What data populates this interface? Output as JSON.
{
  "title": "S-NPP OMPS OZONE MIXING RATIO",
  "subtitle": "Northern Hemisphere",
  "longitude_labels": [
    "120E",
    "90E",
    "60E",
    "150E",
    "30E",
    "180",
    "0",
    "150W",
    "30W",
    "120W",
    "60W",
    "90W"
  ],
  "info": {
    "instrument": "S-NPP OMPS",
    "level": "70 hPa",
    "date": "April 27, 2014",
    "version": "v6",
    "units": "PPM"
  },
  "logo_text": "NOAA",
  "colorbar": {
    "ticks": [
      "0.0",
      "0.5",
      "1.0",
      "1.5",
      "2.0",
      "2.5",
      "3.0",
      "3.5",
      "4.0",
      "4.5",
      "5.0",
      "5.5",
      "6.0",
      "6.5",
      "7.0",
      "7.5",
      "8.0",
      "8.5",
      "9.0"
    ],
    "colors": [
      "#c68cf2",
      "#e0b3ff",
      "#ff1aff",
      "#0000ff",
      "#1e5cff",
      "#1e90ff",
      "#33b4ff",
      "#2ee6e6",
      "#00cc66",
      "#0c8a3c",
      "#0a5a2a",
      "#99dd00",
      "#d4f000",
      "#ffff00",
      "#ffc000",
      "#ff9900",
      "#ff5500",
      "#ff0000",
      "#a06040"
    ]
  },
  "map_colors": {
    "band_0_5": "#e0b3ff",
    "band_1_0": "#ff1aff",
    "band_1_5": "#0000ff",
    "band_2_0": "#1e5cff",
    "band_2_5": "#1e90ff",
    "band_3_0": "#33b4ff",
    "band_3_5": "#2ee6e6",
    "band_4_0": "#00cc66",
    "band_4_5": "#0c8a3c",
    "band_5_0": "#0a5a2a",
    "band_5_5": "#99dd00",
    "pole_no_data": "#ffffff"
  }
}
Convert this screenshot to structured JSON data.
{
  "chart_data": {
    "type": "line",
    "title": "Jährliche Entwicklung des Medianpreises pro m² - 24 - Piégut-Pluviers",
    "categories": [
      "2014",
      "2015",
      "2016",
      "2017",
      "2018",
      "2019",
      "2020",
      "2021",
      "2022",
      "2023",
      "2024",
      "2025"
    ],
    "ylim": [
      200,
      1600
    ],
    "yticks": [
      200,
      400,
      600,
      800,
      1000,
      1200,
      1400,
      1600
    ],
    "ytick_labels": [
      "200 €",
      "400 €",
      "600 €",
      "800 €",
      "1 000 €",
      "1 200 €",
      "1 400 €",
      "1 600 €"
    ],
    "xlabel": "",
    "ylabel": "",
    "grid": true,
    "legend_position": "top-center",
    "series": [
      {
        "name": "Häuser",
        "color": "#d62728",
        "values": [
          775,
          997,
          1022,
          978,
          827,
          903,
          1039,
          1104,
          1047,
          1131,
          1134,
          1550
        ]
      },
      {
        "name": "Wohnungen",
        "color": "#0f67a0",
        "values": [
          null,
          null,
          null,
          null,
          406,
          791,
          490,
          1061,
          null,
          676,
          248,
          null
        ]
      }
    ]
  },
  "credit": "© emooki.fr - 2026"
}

### Exercise
Transcribe the whole listing with nothing added or left out.

### Output for this exercise
What data populates this interface? Output as JSON.
{
  "title": "S-NPP OMPS OZONE MIXING RATIO",
  "subtitle": "Northern Hemisphere",
  "longitude_labels": [
    "120E",
    "90E",
    "60E",
    "150E",
    "30E",
    "180",
    "0",
    "150W",
    "30W",
    "120W",
    "60W",
    "90W"
  ],
  "info": {
    "instrument": "S-NPP OMPS",
    "level": "70 hPa",
    "date": "April 27, 2014",
    "version": "v6",
    "units": "PPM"
  },
  "logo_text": "NOAA",
  "colorbar": {
    "ticks": [
      "0.0",
      "0.5",
      "1.0",
      "1.5",
      "2.0",
      "2.5",
      "3.0",
      "3.5",
      "4.0",
      "4.5",
      "5.0",
      "5.5",
      "6.0",
      "6.5",
      "7.0",
      "7.5",
      "8.0",
      "8.5",
      "9.0"
    ],
    "colors": [
      "#c68cf2",
      "#e0b3ff",
      "#ff1aff",
      "#0000ff",
      "#1e5cff",
      "#1e90ff",
      "#33b4ff",
      "#2ee6e6",
      "#00cc66",
      "#0c8a3c",
      "#0a5a2a",
      "#99dd00",
      "#d4f000",
      "#ffff00",
      "#ffc000",
      "#ff9900",
      "#ff5500",
      "#ff0000",
      "#a06040"
    ]
  },
  "map_colors": {
    "band_0_5": "#e0b3ff",
    "band_1_0": "#ff1aff",
    "band_1_5": "#0000ff",
    "band_2_0": "#1e5cff",
    "band_2_5": "#1e90ff",
    "band_3_0": "#33b4ff",
    "band_3_5": "#2ee6e6",
    "band_4_0": "#00cc66",
    "band_4_5": "#0c8a3c",
    "band_5_0": "#0a5a2a",
    "band_5_5": "#99dd00",
    "pole_no_data": "#ffffff"
  }
}
Convert this screenshot to structured JSON data.
{
  "chart_data": {
    "type": "line",
    "title": "Jährliche Entwicklung des Medianpreises pro m² - 24 - Piégut-Pluviers",
    "categories": [
      "2014",
      "2015",
      "2016",
      "2017",
      "2018",
      "2019",
      "2020",
      "2021",
      "2022",
      "2023",
      "2024",
      "2025"
    ],
    "ylim": [
      200,
      1600
    ],
    "yticks": [
      200,
      400,
      600,
      800,
      1000,
      1200,
      1400,
      1600
    ],
    "ytick_labels": [
      "200 €",
      "400 €",
      "600 €",
      "800 €",
      "1 000 €",
      "1 200 €",
      "1 400 €",
      "1 600 €"
    ],
    "xlabel": "",
    "ylabel": "",
    "grid": true,
    "legend_position": "top-center",
    "series": [
      {
        "name": "Häuser",
        "color": "#d62728",
        "values": [
          775,
          997,
          1022,
          978,
          827,
          903,
          1039,
          1104,
          1047,
          1131,
          1134,
          1550
        ]
      },
      {
        "name": "Wohnungen",
        "color": "#0f67a0",
        "values": [
          null,
          null,
          null,
          null,
          406,
          791,
          490,
          1061,
          null,
          676,
          248,
          null
        ]
      }
    ]
  },
  "credit": "© emooki.fr - 2026"
}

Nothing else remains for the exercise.